- _Task details_
An exact reproduction of the records is required, with all images left out.

- _The input_
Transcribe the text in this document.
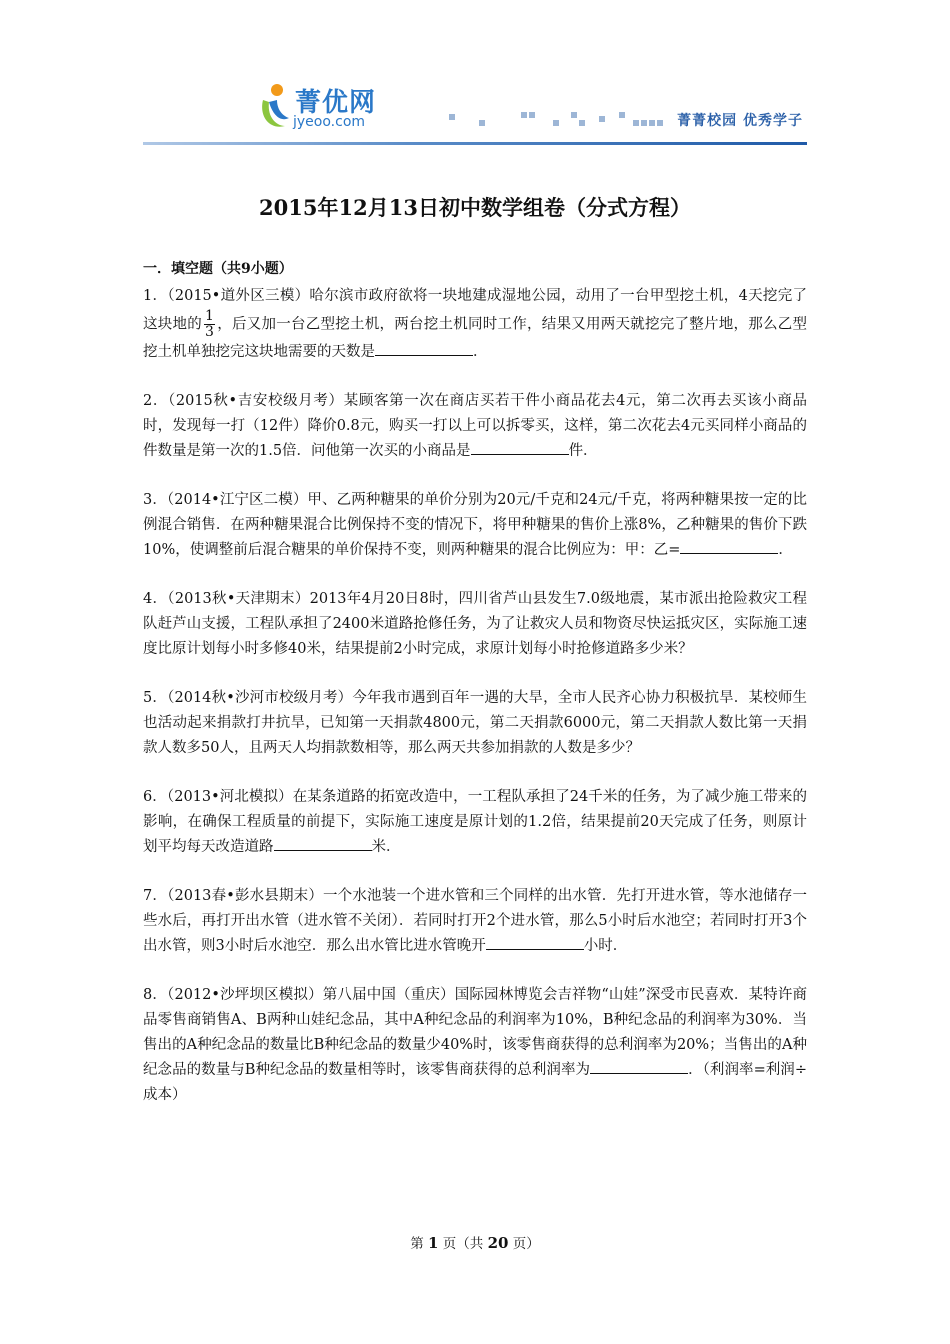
菁优网
jyeoo.com	菁菁校园 优秀学子
2015年12月13日初中数学组卷（分式方程）
一．填空题（共9小题）

1．（2015•道外区三模）哈尔滨市政府欲将一块地建成湿地公园，动用了一台甲型挖土机，4天挖完了这块地的 $\frac{1}{3}$ ，后又加一台乙型挖土机，两台挖土机同时工作，结果又用两天就挖完了整片地，那么乙型挖土机单独挖完这块地需要的天数是	．

2．（2015秋•吉安校级月考）某顾客第一次在商店买若干件小商品花去4元，第二次再去买该小商品时，发现每一打（12件）降价0.8元，购买一打以上可以拆零买，这样，第二次花去4元买同样小商品的件数量是第一次的1.5倍．问他第一次买的小商品是	件．

3．（2014•江宁区二模）甲、乙两种糖果的单价分别为20元/千克和24元/千克，将两种糖果按一定的比例混合销售．在两种糖果混合比例保持不变的情况下，将甲种糖果的售价上涨8%，乙种糖果的售价下跌10%，使调整前后混合糖果的单价保持不变，则两种糖果的混合比例应为：甲：乙=	．

4．（2013秋•天津期末）2013年4月20日8时，四川省芦山县发生7.0级地震，某市派出抢险救灾工程队赶芦山支援，工程队承担了2400米道路抢修任务，为了让救灾人员和物资尽快运抵灾区，实际施工速度比原计划每小时多修40米，结果提前2小时完成，求原计划每小时抢修道路多少米？

5．（2014秋•沙河市校级月考）今年我市遇到百年一遇的大旱，全市人民齐心协力积极抗旱．某校师生也活动起来捐款打井抗旱，已知第一天捐款4800元，第二天捐款6000元，第二天捐款人数比第一天捐款人数多50人，且两天人均捐款数相等，那么两天共参加捐款的人数是多少？

6．（2013•河北模拟）在某条道路的拓宽改造中，一工程队承担了24千米的任务，为了减少施工带来的影响，在确保工程质量的前提下，实际施工速度是原计划的1.2倍，结果提前20天完成了任务，则原计划平均每天改造道路	米．

7．（2013春•彭水县期末）一个水池装一个进水管和三个同样的出水管．先打开进水管，等水池储存一些水后，再打开出水管（进水管不关闭）．若同时打开2个进水管，那么5小时后水池空；若同时打开3个出水管，则3小时后水池空．那么出水管比进水管晚开	小时．

8．（2012•沙坪坝区模拟）第八届中国（重庆）国际园林博览会吉祥物“山娃”深受市民喜欢．某特许商品零售商销售A、B两种山娃纪念品，其中A种纪念品的利润率为10%，B种纪念品的利润率为30%．当售出的A种纪念品的数量比B种纪念品的数量少40%时，该零售商获得的总利润率为20%；当售出的A种纪念品的数量与B种纪念品的数量相等时，该零售商获得的总利润率为	．（利润率=利润÷成本）

第 1 页（共 20 页）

- _Task output_
Transcribe the text in this document.
菁优网
jyeoo.com	菁菁校园 优秀学子
2015年12月13日初中数学组卷（分式方程）
一．填空题（共9小题）

1．（2015•道外区三模）哈尔滨市政府欲将一块地建成湿地公园，动用了一台甲型挖土机，4天挖完了这块地的 $\frac{1}{3}$ ，后又加一台乙型挖土机，两台挖土机同时工作，结果又用两天就挖完了整片地，那么乙型挖土机单独挖完这块地需要的天数是	．

2．（2015秋•吉安校级月考）某顾客第一次在商店买若干件小商品花去4元，第二次再去买该小商品时，发现每一打（12件）降价0.8元，购买一打以上可以拆零买，这样，第二次花去4元买同样小商品的件数量是第一次的1.5倍．问他第一次买的小商品是	件．

3．（2014•江宁区二模）甲、乙两种糖果的单价分别为20元/千克和24元/千克，将两种糖果按一定的比例混合销售．在两种糖果混合比例保持不变的情况下，将甲种糖果的售价上涨8%，乙种糖果的售价下跌10%，使调整前后混合糖果的单价保持不变，则两种糖果的混合比例应为：甲：乙=	．

4．（2013秋•天津期末）2013年4月20日8时，四川省芦山县发生7.0级地震，某市派出抢险救灾工程队赶芦山支援，工程队承担了2400米道路抢修任务，为了让救灾人员和物资尽快运抵灾区，实际施工速度比原计划每小时多修40米，结果提前2小时完成，求原计划每小时抢修道路多少米？

5．（2014秋•沙河市校级月考）今年我市遇到百年一遇的大旱，全市人民齐心协力积极抗旱．某校师生也活动起来捐款打井抗旱，已知第一天捐款4800元，第二天捐款6000元，第二天捐款人数比第一天捐款人数多50人，且两天人均捐款数相等，那么两天共参加捐款的人数是多少？

6．（2013•河北模拟）在某条道路的拓宽改造中，一工程队承担了24千米的任务，为了减少施工带来的影响，在确保工程质量的前提下，实际施工速度是原计划的1.2倍，结果提前20天完成了任务，则原计划平均每天改造道路	米．

7．（2013春•彭水县期末）一个水池装一个进水管和三个同样的出水管．先打开进水管，等水池储存一些水后，再打开出水管（进水管不关闭）．若同时打开2个进水管，那么5小时后水池空；若同时打开3个出水管，则3小时后水池空．那么出水管比进水管晚开	小时．

8．（2012•沙坪坝区模拟）第八届中国（重庆）国际园林博览会吉祥物“山娃”深受市民喜欢．某特许商品零售商销售A、B两种山娃纪念品，其中A种纪念品的利润率为10%，B种纪念品的利润率为30%．当售出的A种纪念品的数量比B种纪念品的数量少40%时，该零售商获得的总利润率为20%；当售出的A种纪念品的数量与B种纪念品的数量相等时，该零售商获得的总利润率为	．（利润率=利润÷成本）

第 1 页（共 20 页）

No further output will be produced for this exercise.